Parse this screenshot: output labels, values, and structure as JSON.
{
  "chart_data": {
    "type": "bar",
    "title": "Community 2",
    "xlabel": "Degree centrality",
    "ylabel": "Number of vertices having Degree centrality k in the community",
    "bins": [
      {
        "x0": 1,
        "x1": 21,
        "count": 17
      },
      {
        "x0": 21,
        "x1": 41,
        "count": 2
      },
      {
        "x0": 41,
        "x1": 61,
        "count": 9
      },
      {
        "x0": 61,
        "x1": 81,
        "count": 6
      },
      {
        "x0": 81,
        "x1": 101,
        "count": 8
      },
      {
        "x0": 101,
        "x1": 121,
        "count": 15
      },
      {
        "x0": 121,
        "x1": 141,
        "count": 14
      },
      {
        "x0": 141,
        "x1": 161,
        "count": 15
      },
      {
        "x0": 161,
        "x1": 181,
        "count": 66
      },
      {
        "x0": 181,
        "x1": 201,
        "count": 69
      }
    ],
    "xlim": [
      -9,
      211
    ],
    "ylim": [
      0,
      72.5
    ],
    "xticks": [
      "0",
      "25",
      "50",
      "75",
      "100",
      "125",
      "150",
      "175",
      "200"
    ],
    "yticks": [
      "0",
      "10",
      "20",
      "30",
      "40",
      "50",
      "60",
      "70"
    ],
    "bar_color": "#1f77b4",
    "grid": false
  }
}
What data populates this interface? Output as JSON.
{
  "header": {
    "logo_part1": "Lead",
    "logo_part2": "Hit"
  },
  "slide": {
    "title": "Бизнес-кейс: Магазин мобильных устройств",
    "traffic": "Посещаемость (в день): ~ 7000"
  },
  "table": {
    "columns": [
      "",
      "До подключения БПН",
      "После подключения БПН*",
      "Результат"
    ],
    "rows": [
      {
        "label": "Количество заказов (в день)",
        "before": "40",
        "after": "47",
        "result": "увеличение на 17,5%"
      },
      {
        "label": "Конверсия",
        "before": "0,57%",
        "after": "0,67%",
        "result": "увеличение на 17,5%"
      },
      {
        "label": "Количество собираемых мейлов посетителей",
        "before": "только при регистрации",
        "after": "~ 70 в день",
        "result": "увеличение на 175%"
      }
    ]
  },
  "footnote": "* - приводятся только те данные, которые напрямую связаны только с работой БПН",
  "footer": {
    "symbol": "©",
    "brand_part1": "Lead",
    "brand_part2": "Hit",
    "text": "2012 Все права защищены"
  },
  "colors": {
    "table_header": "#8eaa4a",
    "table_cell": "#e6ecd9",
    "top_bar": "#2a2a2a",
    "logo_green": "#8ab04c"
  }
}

# WHAT IS REQUIRED:
Pick out all lines from the data above in which the word "count" appears.

# COMPLETE RESPONSE:
        "count": 17
        "count": 2
        "count": 9
        "count": 6
        "count": 8
        "count": 15
        "count": 14
        "count": 15
        "count": 66
        "count": 69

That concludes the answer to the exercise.